WHAT NEEDS TO BE DONE: Return all of the entries exactly, with nothing added or left out.

╭──

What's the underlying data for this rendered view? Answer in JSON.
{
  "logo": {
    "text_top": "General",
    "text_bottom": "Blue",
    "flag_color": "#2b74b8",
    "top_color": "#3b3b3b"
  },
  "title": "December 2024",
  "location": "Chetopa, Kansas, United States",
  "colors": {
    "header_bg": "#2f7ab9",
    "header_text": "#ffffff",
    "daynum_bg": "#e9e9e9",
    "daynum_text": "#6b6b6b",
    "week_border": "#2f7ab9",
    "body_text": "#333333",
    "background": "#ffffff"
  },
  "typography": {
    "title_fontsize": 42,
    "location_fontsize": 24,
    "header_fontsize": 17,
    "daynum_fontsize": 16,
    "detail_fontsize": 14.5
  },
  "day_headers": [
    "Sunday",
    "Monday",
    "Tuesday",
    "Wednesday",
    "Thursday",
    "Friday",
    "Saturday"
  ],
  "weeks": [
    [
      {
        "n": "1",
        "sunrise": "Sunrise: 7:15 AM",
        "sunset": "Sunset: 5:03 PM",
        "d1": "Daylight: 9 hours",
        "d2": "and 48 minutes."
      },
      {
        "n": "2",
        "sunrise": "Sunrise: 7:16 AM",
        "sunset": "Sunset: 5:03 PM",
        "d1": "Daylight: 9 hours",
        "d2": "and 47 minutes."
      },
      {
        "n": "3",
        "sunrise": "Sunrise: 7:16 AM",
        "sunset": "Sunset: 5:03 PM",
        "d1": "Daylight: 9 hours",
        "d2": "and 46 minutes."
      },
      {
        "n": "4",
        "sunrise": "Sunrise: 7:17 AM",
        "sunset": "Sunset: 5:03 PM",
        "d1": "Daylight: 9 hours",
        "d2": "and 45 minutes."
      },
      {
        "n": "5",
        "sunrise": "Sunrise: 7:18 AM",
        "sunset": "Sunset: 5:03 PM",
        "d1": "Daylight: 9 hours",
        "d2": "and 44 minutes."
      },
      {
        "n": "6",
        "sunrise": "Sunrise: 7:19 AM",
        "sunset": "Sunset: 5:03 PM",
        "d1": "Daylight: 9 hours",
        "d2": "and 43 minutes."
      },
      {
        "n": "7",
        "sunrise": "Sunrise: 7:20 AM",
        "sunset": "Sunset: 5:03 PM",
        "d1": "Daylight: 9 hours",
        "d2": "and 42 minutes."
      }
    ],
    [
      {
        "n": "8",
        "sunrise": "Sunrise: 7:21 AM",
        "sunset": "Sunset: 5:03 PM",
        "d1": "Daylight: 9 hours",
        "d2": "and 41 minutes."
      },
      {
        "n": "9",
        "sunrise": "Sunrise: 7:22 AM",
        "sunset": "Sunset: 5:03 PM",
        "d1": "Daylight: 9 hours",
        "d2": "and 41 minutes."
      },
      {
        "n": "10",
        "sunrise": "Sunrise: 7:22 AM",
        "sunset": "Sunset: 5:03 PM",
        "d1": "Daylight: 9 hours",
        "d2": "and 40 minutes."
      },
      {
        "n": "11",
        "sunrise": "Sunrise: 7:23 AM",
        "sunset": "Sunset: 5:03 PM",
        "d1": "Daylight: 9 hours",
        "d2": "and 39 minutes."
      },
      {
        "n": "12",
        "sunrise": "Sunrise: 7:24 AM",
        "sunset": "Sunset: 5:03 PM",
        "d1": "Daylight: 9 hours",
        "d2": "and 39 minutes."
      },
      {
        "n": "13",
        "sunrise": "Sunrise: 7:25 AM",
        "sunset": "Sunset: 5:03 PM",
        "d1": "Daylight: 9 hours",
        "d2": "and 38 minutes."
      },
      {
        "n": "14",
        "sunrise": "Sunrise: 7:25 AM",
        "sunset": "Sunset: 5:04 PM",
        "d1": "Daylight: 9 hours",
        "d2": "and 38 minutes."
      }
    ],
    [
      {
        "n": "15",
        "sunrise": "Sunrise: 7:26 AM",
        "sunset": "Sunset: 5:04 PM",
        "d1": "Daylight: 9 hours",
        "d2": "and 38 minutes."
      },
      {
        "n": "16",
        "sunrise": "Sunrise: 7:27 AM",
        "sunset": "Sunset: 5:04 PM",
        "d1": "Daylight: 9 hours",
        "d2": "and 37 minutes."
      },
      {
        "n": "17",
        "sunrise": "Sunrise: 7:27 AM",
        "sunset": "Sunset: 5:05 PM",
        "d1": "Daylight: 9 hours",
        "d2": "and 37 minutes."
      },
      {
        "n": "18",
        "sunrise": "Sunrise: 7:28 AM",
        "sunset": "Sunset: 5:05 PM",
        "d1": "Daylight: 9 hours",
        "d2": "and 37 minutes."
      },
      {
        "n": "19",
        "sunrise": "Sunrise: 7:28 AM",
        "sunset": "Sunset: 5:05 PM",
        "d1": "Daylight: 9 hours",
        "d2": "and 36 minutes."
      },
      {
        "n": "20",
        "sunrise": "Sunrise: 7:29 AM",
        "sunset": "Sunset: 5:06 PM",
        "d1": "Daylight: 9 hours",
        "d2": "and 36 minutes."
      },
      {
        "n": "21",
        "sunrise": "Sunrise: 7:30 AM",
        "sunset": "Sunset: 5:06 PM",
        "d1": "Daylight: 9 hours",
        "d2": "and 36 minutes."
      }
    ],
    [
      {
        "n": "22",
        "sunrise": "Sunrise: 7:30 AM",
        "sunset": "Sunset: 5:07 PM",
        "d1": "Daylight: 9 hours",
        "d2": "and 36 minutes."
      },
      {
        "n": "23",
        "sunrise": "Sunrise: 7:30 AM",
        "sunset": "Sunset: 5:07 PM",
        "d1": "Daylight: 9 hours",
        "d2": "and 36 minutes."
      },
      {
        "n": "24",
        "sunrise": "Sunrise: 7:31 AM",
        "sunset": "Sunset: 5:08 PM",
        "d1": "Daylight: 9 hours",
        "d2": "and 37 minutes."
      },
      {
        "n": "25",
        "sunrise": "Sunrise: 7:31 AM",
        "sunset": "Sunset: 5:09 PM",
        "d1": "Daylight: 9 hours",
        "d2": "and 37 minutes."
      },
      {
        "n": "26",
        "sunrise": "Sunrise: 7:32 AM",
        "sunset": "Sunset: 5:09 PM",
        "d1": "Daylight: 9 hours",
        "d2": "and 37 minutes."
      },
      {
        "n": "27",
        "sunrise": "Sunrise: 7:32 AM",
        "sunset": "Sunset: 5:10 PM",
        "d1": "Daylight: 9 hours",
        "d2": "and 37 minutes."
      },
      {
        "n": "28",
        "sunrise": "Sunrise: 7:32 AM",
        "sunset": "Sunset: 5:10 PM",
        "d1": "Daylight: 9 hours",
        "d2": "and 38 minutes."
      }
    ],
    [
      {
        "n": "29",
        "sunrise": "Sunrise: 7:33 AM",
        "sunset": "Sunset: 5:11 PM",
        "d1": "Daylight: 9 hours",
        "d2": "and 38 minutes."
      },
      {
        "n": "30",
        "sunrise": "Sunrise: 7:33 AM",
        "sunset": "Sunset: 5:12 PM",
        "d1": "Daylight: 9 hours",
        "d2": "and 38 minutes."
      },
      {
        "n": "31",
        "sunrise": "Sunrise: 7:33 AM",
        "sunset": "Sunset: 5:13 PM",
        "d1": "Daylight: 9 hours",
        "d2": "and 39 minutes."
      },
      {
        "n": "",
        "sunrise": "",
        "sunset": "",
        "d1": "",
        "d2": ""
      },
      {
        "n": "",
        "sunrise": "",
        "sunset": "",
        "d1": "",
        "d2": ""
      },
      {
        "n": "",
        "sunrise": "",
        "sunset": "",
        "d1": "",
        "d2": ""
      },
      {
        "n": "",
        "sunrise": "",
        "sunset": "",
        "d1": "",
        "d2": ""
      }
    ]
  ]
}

╰──

IN RESPONSE:
What's the underlying data for this rendered view? Answer in JSON.
{
  "logo": {
    "text_top": "General",
    "text_bottom": "Blue",
    "flag_color": "#2b74b8",
    "top_color": "#3b3b3b"
  },
  "title": "December 2024",
  "location": "Chetopa, Kansas, United States",
  "colors": {
    "header_bg": "#2f7ab9",
    "header_text": "#ffffff",
    "daynum_bg": "#e9e9e9",
    "daynum_text": "#6b6b6b",
    "week_border": "#2f7ab9",
    "body_text": "#333333",
    "background": "#ffffff"
  },
  "typography": {
    "title_fontsize": 42,
    "location_fontsize": 24,
    "header_fontsize": 17,
    "daynum_fontsize": 16,
    "detail_fontsize": 14.5
  },
  "day_headers": [
    "Sunday",
    "Monday",
    "Tuesday",
    "Wednesday",
    "Thursday",
    "Friday",
    "Saturday"
  ],
  "weeks": [
    [
      {
        "n": "1",
        "sunrise": "Sunrise: 7:15 AM",
        "sunset": "Sunset: 5:03 PM",
        "d1": "Daylight: 9 hours",
        "d2": "and 48 minutes."
      },
      {
        "n": "2",
        "sunrise": "Sunrise: 7:16 AM",
        "sunset": "Sunset: 5:03 PM",
        "d1": "Daylight: 9 hours",
        "d2": "and 47 minutes."
      },
      {
        "n": "3",
        "sunrise": "Sunrise: 7:16 AM",
        "sunset": "Sunset: 5:03 PM",
        "d1": "Daylight: 9 hours",
        "d2": "and 46 minutes."
      },
      {
        "n": "4",
        "sunrise": "Sunrise: 7:17 AM",
        "sunset": "Sunset: 5:03 PM",
        "d1": "Daylight: 9 hours",
        "d2": "and 45 minutes."
      },
      {
        "n": "5",
        "sunrise": "Sunrise: 7:18 AM",
        "sunset": "Sunset: 5:03 PM",
        "d1": "Daylight: 9 hours",
        "d2": "and 44 minutes."
      },
      {
        "n": "6",
        "sunrise": "Sunrise: 7:19 AM",
        "sunset": "Sunset: 5:03 PM",
        "d1": "Daylight: 9 hours",
        "d2": "and 43 minutes."
      },
      {
        "n": "7",
        "sunrise": "Sunrise: 7:20 AM",
        "sunset": "Sunset: 5:03 PM",
        "d1": "Daylight: 9 hours",
        "d2": "and 42 minutes."
      }
    ],
    [
      {
        "n": "8",
        "sunrise": "Sunrise: 7:21 AM",
        "sunset": "Sunset: 5:03 PM",
        "d1": "Daylight: 9 hours",
        "d2": "and 41 minutes."
      },
      {
        "n": "9",
        "sunrise": "Sunrise: 7:22 AM",
        "sunset": "Sunset: 5:03 PM",
        "d1": "Daylight: 9 hours",
        "d2": "and 41 minutes."
      },
      {
        "n": "10",
        "sunrise": "Sunrise: 7:22 AM",
        "sunset": "Sunset: 5:03 PM",
        "d1": "Daylight: 9 hours",
        "d2": "and 40 minutes."
      },
      {
        "n": "11",
        "sunrise": "Sunrise: 7:23 AM",
        "sunset": "Sunset: 5:03 PM",
        "d1": "Daylight: 9 hours",
        "d2": "and 39 minutes."
      },
      {
        "n": "12",
        "sunrise": "Sunrise: 7:24 AM",
        "sunset": "Sunset: 5:03 PM",
        "d1": "Daylight: 9 hours",
        "d2": "and 39 minutes."
      },
      {
        "n": "13",
        "sunrise": "Sunrise: 7:25 AM",
        "sunset": "Sunset: 5:03 PM",
        "d1": "Daylight: 9 hours",
        "d2": "and 38 minutes."
      },
      {
        "n": "14",
        "sunrise": "Sunrise: 7:25 AM",
        "sunset": "Sunset: 5:04 PM",
        "d1": "Daylight: 9 hours",
        "d2": "and 38 minutes."
      }
    ],
    [
      {
        "n": "15",
        "sunrise": "Sunrise: 7:26 AM",
        "sunset": "Sunset: 5:04 PM",
        "d1": "Daylight: 9 hours",
        "d2": "and 38 minutes."
      },
      {
        "n": "16",
        "sunrise": "Sunrise: 7:27 AM",
        "sunset": "Sunset: 5:04 PM",
        "d1": "Daylight: 9 hours",
        "d2": "and 37 minutes."
      },
      {
        "n": "17",
        "sunrise": "Sunrise: 7:27 AM",
        "sunset": "Sunset: 5:05 PM",
        "d1": "Daylight: 9 hours",
        "d2": "and 37 minutes."
      },
      {
        "n": "18",
        "sunrise": "Sunrise: 7:28 AM",
        "sunset": "Sunset: 5:05 PM",
        "d1": "Daylight: 9 hours",
        "d2": "and 37 minutes."
      },
      {
        "n": "19",
        "sunrise": "Sunrise: 7:28 AM",
        "sunset": "Sunset: 5:05 PM",
        "d1": "Daylight: 9 hours",
        "d2": "and 36 minutes."
      },
      {
        "n": "20",
        "sunrise": "Sunrise: 7:29 AM",
        "sunset": "Sunset: 5:06 PM",
        "d1": "Daylight: 9 hours",
        "d2": "and 36 minutes."
      },
      {
        "n": "21",
        "sunrise": "Sunrise: 7:30 AM",
        "sunset": "Sunset: 5:06 PM",
        "d1": "Daylight: 9 hours",
        "d2": "and 36 minutes."
      }
    ],
    [
      {
        "n": "22",
        "sunrise": "Sunrise: 7:30 AM",
        "sunset": "Sunset: 5:07 PM",
        "d1": "Daylight: 9 hours",
        "d2": "and 36 minutes."
      },
      {
        "n": "23",
        "sunrise": "Sunrise: 7:30 AM",
        "sunset": "Sunset: 5:07 PM",
        "d1": "Daylight: 9 hours",
        "d2": "and 36 minutes."
      },
      {
        "n": "24",
        "sunrise": "Sunrise: 7:31 AM",
        "sunset": "Sunset: 5:08 PM",
        "d1": "Daylight: 9 hours",
        "d2": "and 37 minutes."
      },
      {
        "n": "25",
        "sunrise": "Sunrise: 7:31 AM",
        "sunset": "Sunset: 5:09 PM",
        "d1": "Daylight: 9 hours",
        "d2": "and 37 minutes."
      },
      {
        "n": "26",
        "sunrise": "Sunrise: 7:32 AM",
        "sunset": "Sunset: 5:09 PM",
        "d1": "Daylight: 9 hours",
        "d2": "and 37 minutes."
      },
      {
        "n": "27",
        "sunrise": "Sunrise: 7:32 AM",
        "sunset": "Sunset: 5:10 PM",
        "d1": "Daylight: 9 hours",
        "d2": "and 37 minutes."
      },
      {
        "n": "28",
        "sunrise": "Sunrise: 7:32 AM",
        "sunset": "Sunset: 5:10 PM",
        "d1": "Daylight: 9 hours",
        "d2": "and 38 minutes."
      }
    ],
    [
      {
        "n": "29",
        "sunrise": "Sunrise: 7:33 AM",
        "sunset": "Sunset: 5:11 PM",
        "d1": "Daylight: 9 hours",
        "d2": "and 38 minutes."
      },
      {
        "n": "30",
        "sunrise": "Sunrise: 7:33 AM",
        "sunset": "Sunset: 5:12 PM",
        "d1": "Daylight: 9 hours",
        "d2": "and 38 minutes."
      },
      {
        "n": "31",
        "sunrise": "Sunrise: 7:33 AM",
        "sunset": "Sunset: 5:13 PM",
        "d1": "Daylight: 9 hours",
        "d2": "and 39 minutes."
      },
      {
        "n": "",
        "sunrise": "",
        "sunset": "",
        "d1": "",
        "d2": ""
      },
      {
        "n": "",
        "sunrise": "",
        "sunset": "",
        "d1": "",
        "d2": ""
      },
      {
        "n": "",
        "sunrise": "",
        "sunset": "",
        "d1": "",
        "d2": ""
      },
      {
        "n": "",
        "sunrise": "",
        "sunset": "",
        "d1": "",
        "d2": ""
      }
    ]
  ]
}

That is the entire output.